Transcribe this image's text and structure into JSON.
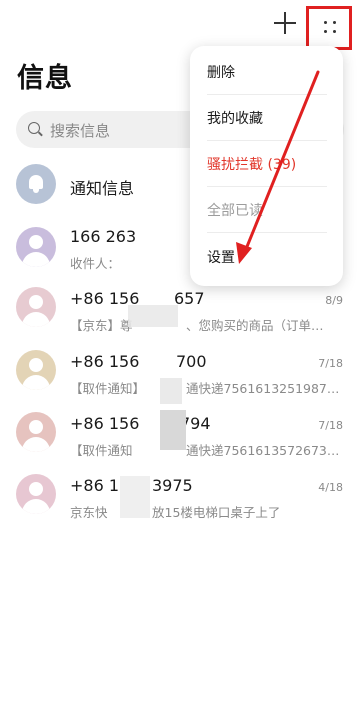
{
  "toolbar": {
    "add_icon": "plus-icon",
    "more_icon": "more-dots-icon",
    "highlight_color": "#e02020"
  },
  "page": {
    "title": "信息"
  },
  "search": {
    "placeholder": "搜索信息"
  },
  "conversations": [
    {
      "name": "通知信息",
      "preview": "",
      "date": "",
      "avatar_color": "#b7c3d6",
      "icon": "bell-icon"
    },
    {
      "name": "166 263",
      "preview": "收件人：",
      "date": "",
      "avatar_color": "#c9bddd",
      "icon": "person-icon"
    },
    {
      "name": "+86 156",
      "name_tail": "657",
      "preview": "【京东】尊",
      "preview_tail": "、您购买的商品（订单…",
      "date": "8/9",
      "avatar_color": "#e7cbd1",
      "icon": "person-icon"
    },
    {
      "name": "+86 156",
      "name_tail": "700",
      "preview": "【取件通知】",
      "preview_tail": "通快递7561613251987…",
      "date": "7/18",
      "avatar_color": "#e3d4b6",
      "icon": "person-icon"
    },
    {
      "name": "+86 156",
      "name_tail": "794",
      "preview": "【取件通知",
      "preview_tail": "通快递7561613572673…",
      "date": "7/18",
      "avatar_color": "#e6c3bf",
      "icon": "person-icon"
    },
    {
      "name": "+86 1",
      "name_tail": "3975",
      "preview": "京东快",
      "preview_tail": "放15楼电梯口桌子上了",
      "date": "4/18",
      "avatar_color": "#e7c7d2",
      "icon": "person-icon"
    }
  ],
  "menu": {
    "items": [
      {
        "label": "删除",
        "style": "normal"
      },
      {
        "label": "我的收藏",
        "style": "normal"
      },
      {
        "label": "骚扰拦截 (39)",
        "style": "danger"
      },
      {
        "label": "全部已读",
        "style": "disabled"
      },
      {
        "label": "设置",
        "style": "normal"
      }
    ]
  },
  "annotation": {
    "arrow_color": "#e02020"
  }
}
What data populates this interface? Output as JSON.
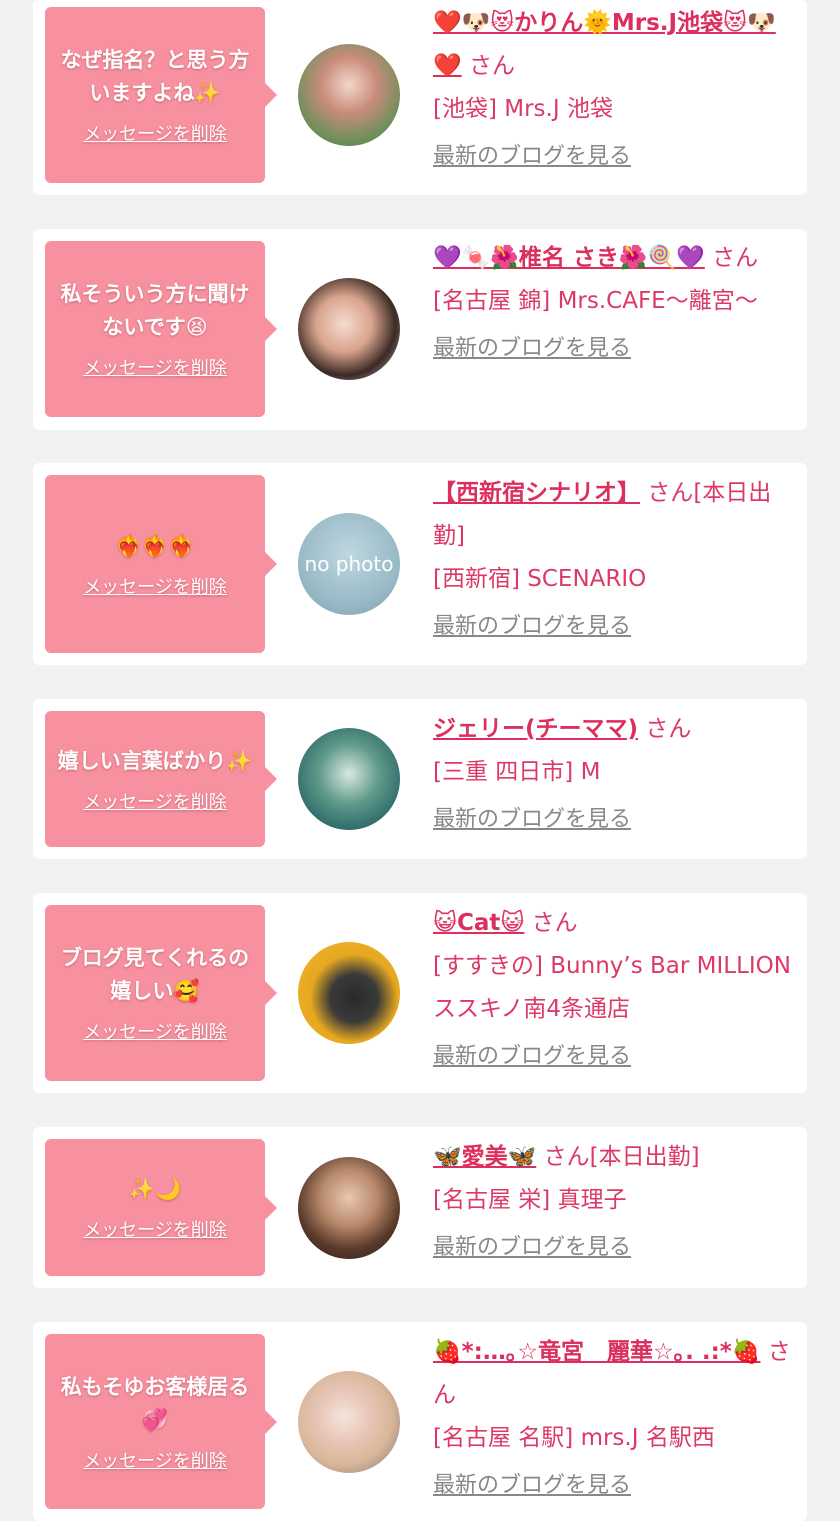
{
  "cards": [
    {
      "message": "なぜ指名？と思う方いますよね✨",
      "delete_label": "メッセージを削除",
      "name": "❤️🐶😻かりん🌞Mrs.J池袋😻🐶❤️",
      "san": "さん",
      "shop": "[池袋] Mrs.J 池袋",
      "blog_label": "最新のブログを見る"
    },
    {
      "message": "私そういう方に聞けないです😫",
      "delete_label": "メッセージを削除",
      "name": "💜🍬🌺椎名 さき🌺🍭💜",
      "san": "さん",
      "shop": "[名古屋 錦] Mrs.CAFE〜離宮〜",
      "blog_label": "最新のブログを見る"
    },
    {
      "message": "❤️‍🔥❤️‍🔥❤️‍🔥",
      "delete_label": "メッセージを削除",
      "name": "【西新宿シナリオ】",
      "san": "さん[本日出勤]",
      "shop": "[西新宿] SCENARIO",
      "blog_label": "最新のブログを見る",
      "avatar_text": "no photo"
    },
    {
      "message": "嬉しい言葉ばかり✨",
      "delete_label": "メッセージを削除",
      "name": "ジェリー(チーママ)",
      "san": "さん",
      "shop": "[三重 四日市] M",
      "blog_label": "最新のブログを見る"
    },
    {
      "message": "ブログ見てくれるの嬉しい🥰",
      "delete_label": "メッセージを削除",
      "name": "😺Cat😺",
      "san": "さん",
      "shop": "[すすきの] Bunny’s Bar MILLION ススキノ南4条通店",
      "blog_label": "最新のブログを見る"
    },
    {
      "message": "✨🌙",
      "delete_label": "メッセージを削除",
      "name": "🦋愛美🦋",
      "san": "さん[本日出勤]",
      "shop": "[名古屋 栄] 真理子",
      "blog_label": "最新のブログを見る"
    },
    {
      "message": "私もそゆお客様居る💞",
      "delete_label": "メッセージを削除",
      "name": "🍓*:…｡☆竜宮　麗華☆｡. .:*🍓",
      "san": "さん",
      "shop": "[名古屋 名駅] mrs.J 名駅西",
      "blog_label": "最新のブログを見る"
    }
  ],
  "colors": {
    "background": "#f2f2f2",
    "bubble": "#f7919f",
    "accent_text": "#dc3a66",
    "link_gray": "#888888"
  }
}
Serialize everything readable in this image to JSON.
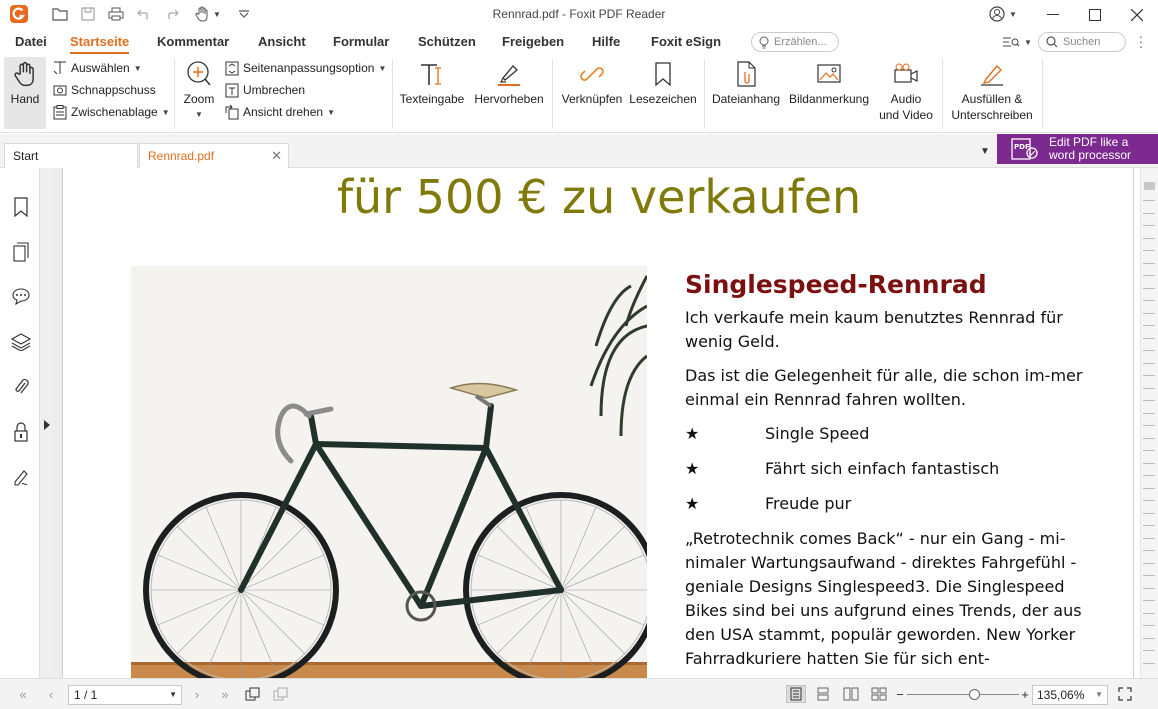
{
  "window": {
    "title": "Rennrad.pdf - Foxit PDF Reader"
  },
  "menu": [
    {
      "label": "Datei"
    },
    {
      "label": "Startseite"
    },
    {
      "label": "Kommentar"
    },
    {
      "label": "Ansicht"
    },
    {
      "label": "Formular"
    },
    {
      "label": "Schützen"
    },
    {
      "label": "Freigeben"
    },
    {
      "label": "Hilfe"
    },
    {
      "label": "Foxit eSign"
    }
  ],
  "tellme_placeholder": "Erzählen...",
  "search_placeholder": "Suchen",
  "ribbon": {
    "hand": "Hand",
    "select": "Auswählen",
    "snapshot": "Schnappschuss",
    "clipboard": "Zwischenablage",
    "zoom": "Zoom",
    "page_fit": "Seitenanpassungsoption",
    "reflow": "Umbrechen",
    "rotate": "Ansicht drehen",
    "typewriter": "Texteingabe",
    "highlight": "Hervorheben",
    "link": "Verknüpfen",
    "bookmark": "Lesezeichen",
    "attachment": "Dateianhang",
    "image_annotation": "Bildanmerkung",
    "audio_video_1": "Audio",
    "audio_video_2": "und Video",
    "fill_sign_1": "Ausfüllen &",
    "fill_sign_2": "Unterschreiben"
  },
  "tabs": [
    {
      "label": "Start"
    },
    {
      "label": "Rennrad.pdf"
    }
  ],
  "promo": {
    "line1": "Edit PDF like a",
    "line2": "word processor"
  },
  "document": {
    "heading": "für 500 € zu verkaufen",
    "article_title": "Singlespeed-Rennrad",
    "para1": "Ich verkaufe mein kaum benutztes Rennrad für wenig Geld.",
    "para2": "Das ist die Gelegenheit für alle, die schon im-mer einmal ein Rennrad fahren wollten.",
    "bullets": [
      {
        "star": "★",
        "text": "Single Speed"
      },
      {
        "star": "★",
        "text": "Fährt sich einfach fantastisch"
      },
      {
        "star": "★",
        "text": "Freude pur"
      }
    ],
    "para3": "„Retrotechnik comes Back“ - nur ein Gang - mi-nimaler Wartungsaufwand - direktes Fahrgefühl - geniale Designs Singlespeed3. Die Singlespeed Bikes sind bei uns aufgrund eines Trends, der aus den USA stammt, populär geworden. New Yorker Fahrradkuriere hatten Sie für sich ent-"
  },
  "status": {
    "page": "1 / 1",
    "zoom": "135,06%",
    "zoom_fraction": 0.6
  }
}
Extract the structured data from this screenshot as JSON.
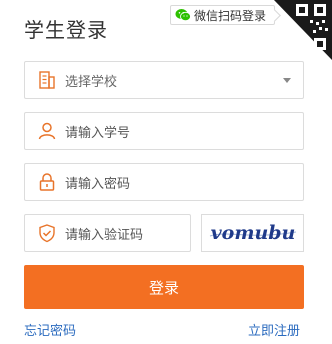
{
  "title": "学生登录",
  "wechat_login": {
    "label": "微信扫码登录",
    "icon": "wechat-icon"
  },
  "qr_corner": {
    "icon": "qr-code-icon"
  },
  "form": {
    "school": {
      "value": "选择学校",
      "icon": "building-icon",
      "dropdown_icon": "caret-down-icon"
    },
    "student_id": {
      "placeholder": "请输入学号",
      "icon": "user-icon"
    },
    "password": {
      "placeholder": "请输入密码",
      "icon": "lock-icon"
    },
    "captcha": {
      "placeholder": "请输入验证码",
      "icon": "shield-check-icon",
      "image_text": "vomubu"
    }
  },
  "login_button": {
    "label": "登录"
  },
  "links": {
    "forgot_password": "忘记密码",
    "register": "立即注册"
  },
  "colors": {
    "accent": "#f36f22",
    "link": "#2b6bbf",
    "icon": "#e8742a",
    "wechat": "#2dc100",
    "captcha_text": "#1f3a8a"
  }
}
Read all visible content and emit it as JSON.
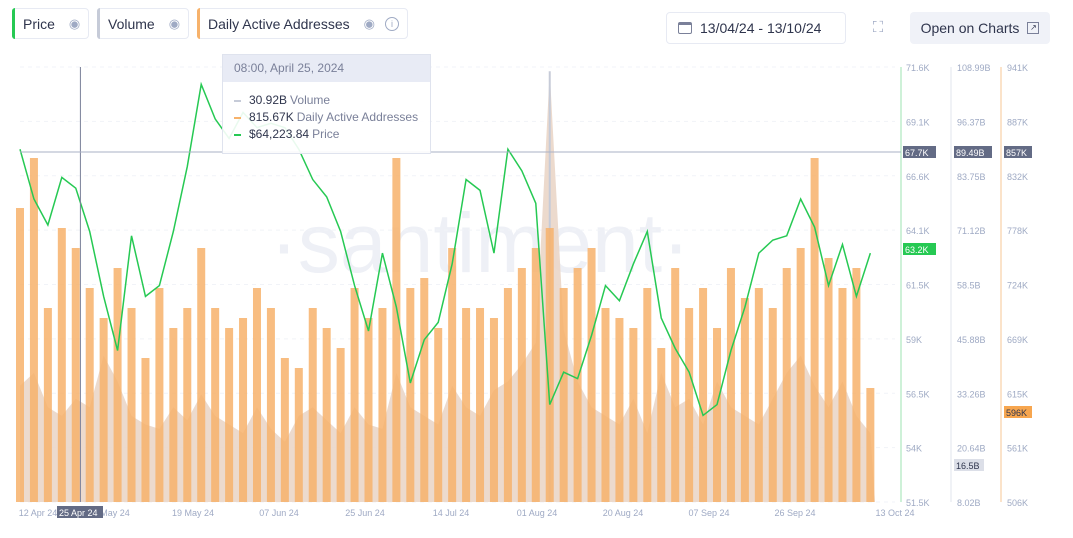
{
  "legend": [
    {
      "label": "Price",
      "color": "#26c953",
      "icon": "eye-icon"
    },
    {
      "label": "Volume",
      "color": "#c6cbd8",
      "icon": "eye-icon"
    },
    {
      "label": "Daily Active Addresses",
      "color": "#f7b26b",
      "icon": "eye-icon",
      "info_icon": "info-icon"
    }
  ],
  "toolbar": {
    "date_range": "13/04/24 - 13/10/24",
    "open_label": "Open on Charts"
  },
  "watermark": "·santiment·",
  "tooltip": {
    "title": "08:00, April 25, 2024",
    "rows": [
      {
        "value": "30.92B",
        "name": "Volume",
        "color": "#c6cbd8"
      },
      {
        "value": "815.67K",
        "name": "Daily Active Addresses",
        "color": "#f7b26b"
      },
      {
        "value": "$64,223.84",
        "name": "Price",
        "color": "#26c953"
      }
    ]
  },
  "crosshair": {
    "date_label": "25 Apr 24",
    "price_label": "67.7K",
    "volume_label": "89.49B",
    "daa_label": "857K"
  },
  "last_values": {
    "price": "63.2K",
    "volume": "16.5B",
    "daa": "596K"
  },
  "chart_data": {
    "type": "line+bar",
    "x_ticks": [
      "12 Apr 24",
      "May 24",
      "19 May 24",
      "07 Jun 24",
      "25 Jun 24",
      "14 Jul 24",
      "01 Aug 24",
      "20 Aug 24",
      "07 Sep 24",
      "26 Sep 24",
      "13 Oct 24"
    ],
    "xlim": [
      "2024-04-12",
      "2024-10-13"
    ],
    "axes": {
      "price": {
        "ticks": [
          "71.6K",
          "69.1K",
          "66.6K",
          "64.1K",
          "61.5K",
          "59K",
          "56.5K",
          "54K",
          "51.5K"
        ],
        "range_k": [
          51.5,
          71.6
        ],
        "color": "#26c953"
      },
      "volume": {
        "ticks": [
          "108.99B",
          "96.37B",
          "83.75B",
          "71.12B",
          "58.5B",
          "45.88B",
          "33.26B",
          "20.64B",
          "8.02B"
        ],
        "range_b": [
          8.02,
          108.99
        ],
        "color": "#c6cbd8"
      },
      "daa": {
        "ticks": [
          "941K",
          "887K",
          "832K",
          "778K",
          "724K",
          "669K",
          "615K",
          "561K",
          "506K"
        ],
        "range_k": [
          506,
          941
        ],
        "color": "#f7b26b"
      }
    },
    "dates": [
      "2024-04-12",
      "2024-04-15",
      "2024-04-18",
      "2024-04-21",
      "2024-04-24",
      "2024-04-27",
      "2024-04-30",
      "2024-05-03",
      "2024-05-06",
      "2024-05-09",
      "2024-05-12",
      "2024-05-15",
      "2024-05-18",
      "2024-05-21",
      "2024-05-24",
      "2024-05-27",
      "2024-05-30",
      "2024-06-02",
      "2024-06-05",
      "2024-06-08",
      "2024-06-11",
      "2024-06-14",
      "2024-06-17",
      "2024-06-20",
      "2024-06-23",
      "2024-06-26",
      "2024-06-29",
      "2024-07-02",
      "2024-07-05",
      "2024-07-08",
      "2024-07-11",
      "2024-07-14",
      "2024-07-17",
      "2024-07-20",
      "2024-07-23",
      "2024-07-26",
      "2024-07-29",
      "2024-08-01",
      "2024-08-04",
      "2024-08-07",
      "2024-08-10",
      "2024-08-13",
      "2024-08-16",
      "2024-08-19",
      "2024-08-22",
      "2024-08-25",
      "2024-08-28",
      "2024-08-31",
      "2024-09-03",
      "2024-09-06",
      "2024-09-09",
      "2024-09-12",
      "2024-09-15",
      "2024-09-18",
      "2024-09-21",
      "2024-09-24",
      "2024-09-27",
      "2024-09-30",
      "2024-10-03",
      "2024-10-06",
      "2024-10-09",
      "2024-10-12"
    ],
    "series": [
      {
        "name": "Price",
        "unit": "K USD",
        "values": [
          67.8,
          65.5,
          64.3,
          66.5,
          66,
          64,
          61,
          58.5,
          63.8,
          61,
          61.5,
          64,
          67,
          70.8,
          69.2,
          68.3,
          69.5,
          68.8,
          69,
          68.8,
          67.8,
          66.4,
          65.6,
          64,
          61.5,
          59.4,
          63,
          60.5,
          57,
          59,
          59.8,
          62.5,
          66.4,
          65.9,
          63,
          67.8,
          66.8,
          65.3,
          56,
          57.5,
          57.2,
          59.2,
          61.5,
          60.8,
          62.5,
          64,
          60,
          58.6,
          57.5,
          55.5,
          56,
          58.5,
          60.5,
          63,
          63.6,
          63.8,
          65.5,
          64.2,
          61.5,
          63.4,
          61,
          63
        ]
      },
      {
        "name": "Volume",
        "unit": "B",
        "values": [
          35,
          38,
          30,
          28,
          32,
          30,
          42,
          36,
          28,
          26,
          25,
          30,
          27,
          33,
          28,
          26,
          24,
          30,
          25,
          22,
          28,
          30,
          27,
          24,
          30,
          26,
          25,
          38,
          30,
          28,
          26,
          35,
          30,
          28,
          34,
          36,
          40,
          45,
          108,
          48,
          36,
          30,
          28,
          26,
          32,
          24,
          38,
          30,
          32,
          26,
          36,
          30,
          28,
          26,
          32,
          38,
          42,
          35,
          30,
          36,
          28,
          24
        ]
      },
      {
        "name": "Daily Active Addresses",
        "unit": "K",
        "values": [
          800,
          850,
          700,
          780,
          760,
          720,
          690,
          740,
          700,
          650,
          720,
          680,
          700,
          760,
          700,
          680,
          690,
          720,
          700,
          650,
          640,
          700,
          680,
          660,
          720,
          690,
          700,
          850,
          720,
          730,
          680,
          760,
          700,
          700,
          690,
          720,
          740,
          760,
          780,
          720,
          740,
          760,
          700,
          690,
          680,
          720,
          660,
          740,
          700,
          720,
          680,
          740,
          710,
          720,
          700,
          740,
          760,
          850,
          750,
          720,
          740,
          620
        ]
      }
    ],
    "grid": true
  }
}
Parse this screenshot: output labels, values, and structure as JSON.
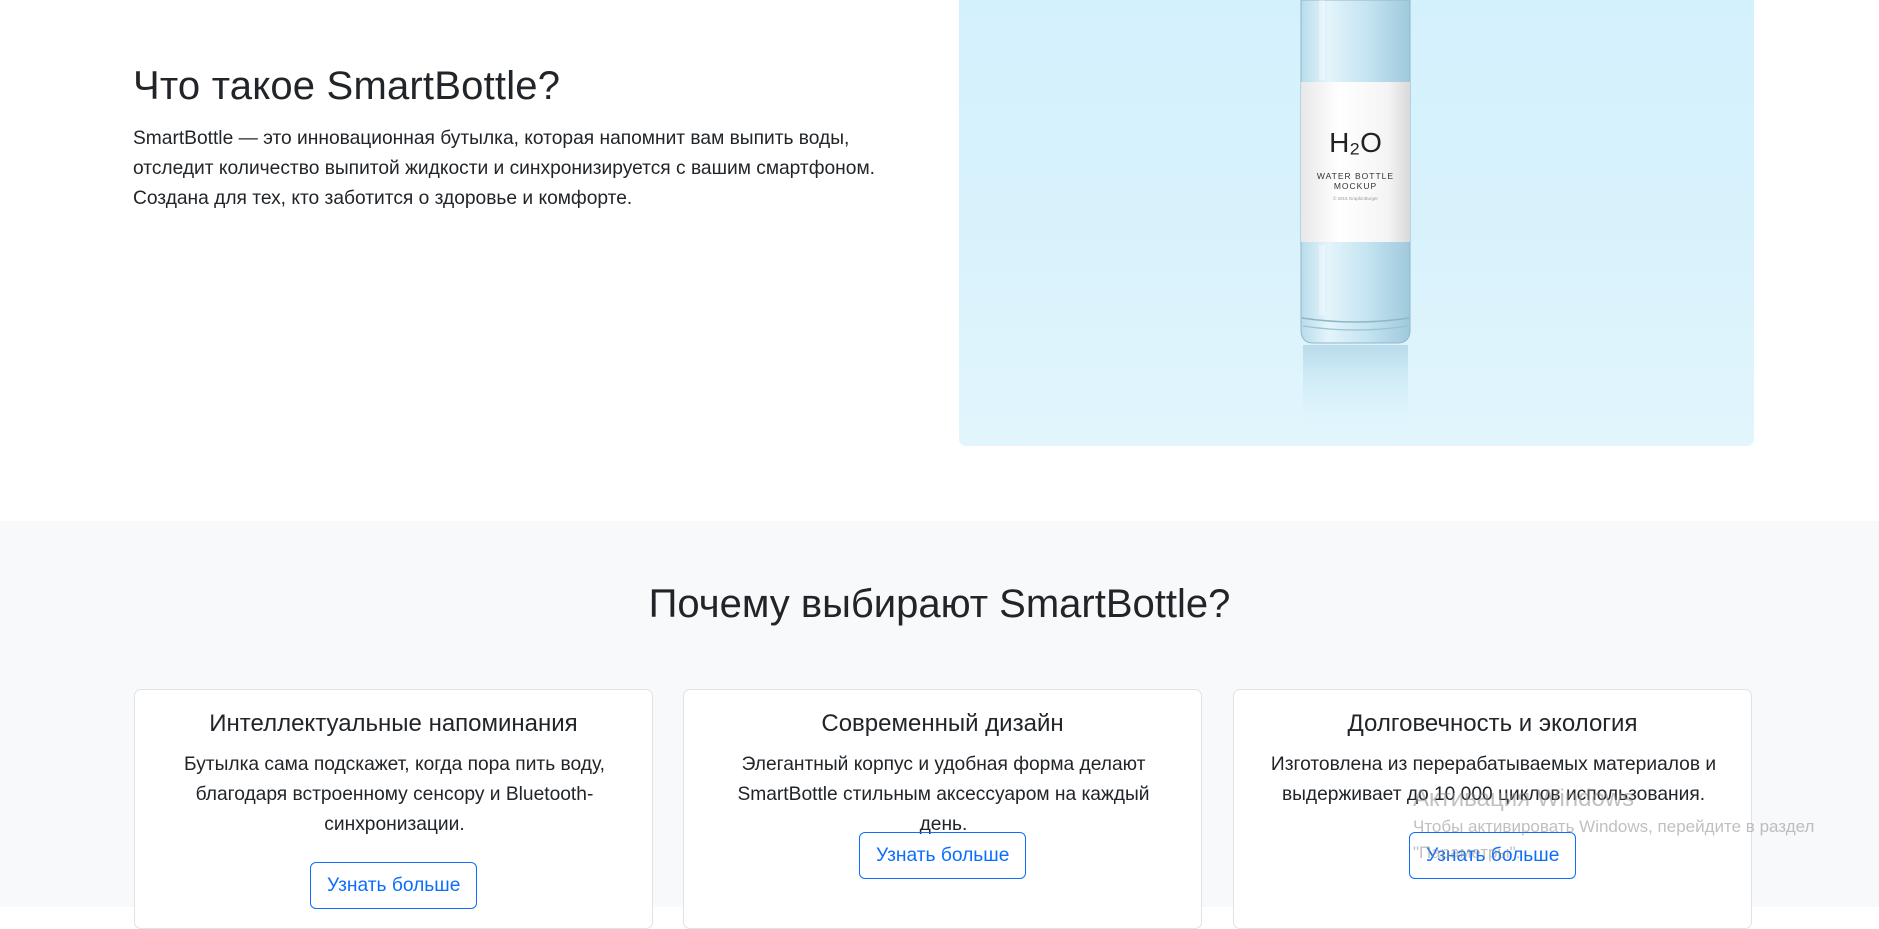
{
  "about": {
    "title": "Что такое SmartBottle?",
    "text": "SmartBottle — это инновационная бутылка, которая напомнит вам выпить воды, отследит количество выпитой жидкости и синхронизируется с вашим смартфоном. Создана для тех, кто заботится о здоровье и комфорте.",
    "image": {
      "label_main": "H₂O",
      "label_line1": "WATER BOTTLE",
      "label_line2": "MOCKUP",
      "label_small": "© 2016 GraphicBurger",
      "background_color": "#d6f2fc"
    }
  },
  "features": {
    "title": "Почему выбирают SmartBottle?",
    "cards": [
      {
        "title": "Интеллектуальные напоминания",
        "text": "Бутылка сама подскажет, когда пора пить воду, благодаря встроенному сенсору и Bluetooth-синхронизации.",
        "button": "Узнать больше"
      },
      {
        "title": "Современный дизайн",
        "text": "Элегантный корпус и удобная форма делают SmartBottle стильным аксессуаром на каждый день.",
        "button": "Узнать больше"
      },
      {
        "title": "Долговечность и экология",
        "text": "Изготовлена из перерабатываемых материалов и выдерживает до 10 000 циклов использования.",
        "button": "Узнать больше"
      }
    ]
  },
  "watermark": {
    "title": "Активация Windows",
    "text": "Чтобы активировать Windows, перейдите в раздел \"Параметры\"."
  },
  "colors": {
    "accent": "#0d6efd",
    "section_bg": "#f8f9fa",
    "text": "#212529"
  }
}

§ Short exercise: Going from the line with "Parse this screenshot: output" to the last line of the listing, write out each line exactly and nothing else. Leave out all pictures.

§ The result:
Parse this screenshot: output labels, values, and structure as JSON.
{
  "about": {
    "title": "Что такое SmartBottle?",
    "text": "SmartBottle — это инновационная бутылка, которая напомнит вам выпить воды, отследит количество выпитой жидкости и синхронизируется с вашим смартфоном. Создана для тех, кто заботится о здоровье и комфорте.",
    "image": {
      "label_main": "H₂O",
      "label_line1": "WATER BOTTLE",
      "label_line2": "MOCKUP",
      "label_small": "© 2016 GraphicBurger",
      "background_color": "#d6f2fc"
    }
  },
  "features": {
    "title": "Почему выбирают SmartBottle?",
    "cards": [
      {
        "title": "Интеллектуальные напоминания",
        "text": "Бутылка сама подскажет, когда пора пить воду, благодаря встроенному сенсору и Bluetooth-синхронизации.",
        "button": "Узнать больше"
      },
      {
        "title": "Современный дизайн",
        "text": "Элегантный корпус и удобная форма делают SmartBottle стильным аксессуаром на каждый день.",
        "button": "Узнать больше"
      },
      {
        "title": "Долговечность и экология",
        "text": "Изготовлена из перерабатываемых материалов и выдерживает до 10 000 циклов использования.",
        "button": "Узнать больше"
      }
    ]
  },
  "watermark": {
    "title": "Активация Windows",
    "text": "Чтобы активировать Windows, перейдите в раздел \"Параметры\"."
  },
  "colors": {
    "accent": "#0d6efd",
    "section_bg": "#f8f9fa",
    "text": "#212529"
  }
}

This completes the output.